Where does the string "name" appear? Copy every line of the entries below that holds it.

Items listed in a dataset
--------
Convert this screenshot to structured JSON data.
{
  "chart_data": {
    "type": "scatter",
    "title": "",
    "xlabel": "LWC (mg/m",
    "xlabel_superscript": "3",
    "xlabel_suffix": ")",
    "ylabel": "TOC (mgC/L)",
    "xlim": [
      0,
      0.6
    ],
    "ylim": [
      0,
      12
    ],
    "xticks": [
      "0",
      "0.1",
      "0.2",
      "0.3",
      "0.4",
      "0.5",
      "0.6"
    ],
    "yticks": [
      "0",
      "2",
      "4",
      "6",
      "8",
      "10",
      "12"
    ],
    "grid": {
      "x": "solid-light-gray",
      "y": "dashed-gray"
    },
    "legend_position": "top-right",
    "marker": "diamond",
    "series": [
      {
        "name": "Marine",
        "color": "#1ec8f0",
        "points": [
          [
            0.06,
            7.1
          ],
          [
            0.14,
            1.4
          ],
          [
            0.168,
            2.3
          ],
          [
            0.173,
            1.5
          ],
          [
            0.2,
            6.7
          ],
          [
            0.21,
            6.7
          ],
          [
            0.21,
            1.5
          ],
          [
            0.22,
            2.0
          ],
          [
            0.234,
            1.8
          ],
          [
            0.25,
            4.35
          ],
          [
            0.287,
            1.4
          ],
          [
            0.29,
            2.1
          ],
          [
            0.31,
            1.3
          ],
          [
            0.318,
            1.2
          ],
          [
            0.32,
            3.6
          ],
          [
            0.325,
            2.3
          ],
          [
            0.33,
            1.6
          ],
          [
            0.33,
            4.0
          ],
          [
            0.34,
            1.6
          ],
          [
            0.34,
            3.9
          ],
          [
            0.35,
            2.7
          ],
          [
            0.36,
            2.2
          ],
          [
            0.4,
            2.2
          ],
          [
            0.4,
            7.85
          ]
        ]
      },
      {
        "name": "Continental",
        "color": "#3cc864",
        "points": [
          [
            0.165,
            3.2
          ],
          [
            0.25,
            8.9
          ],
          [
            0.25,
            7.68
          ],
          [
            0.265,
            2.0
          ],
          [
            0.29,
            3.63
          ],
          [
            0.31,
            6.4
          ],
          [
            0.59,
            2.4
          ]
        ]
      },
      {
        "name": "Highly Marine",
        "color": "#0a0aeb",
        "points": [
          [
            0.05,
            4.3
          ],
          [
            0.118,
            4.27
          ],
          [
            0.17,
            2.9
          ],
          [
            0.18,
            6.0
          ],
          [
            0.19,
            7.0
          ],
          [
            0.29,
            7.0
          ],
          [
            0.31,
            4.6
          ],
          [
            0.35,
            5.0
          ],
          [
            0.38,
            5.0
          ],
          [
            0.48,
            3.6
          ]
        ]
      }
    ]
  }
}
--------
SOLUTION TO THIS TASK:
        "name": "Marine",
        "name": "Continental",
        "name": "Highly Marine",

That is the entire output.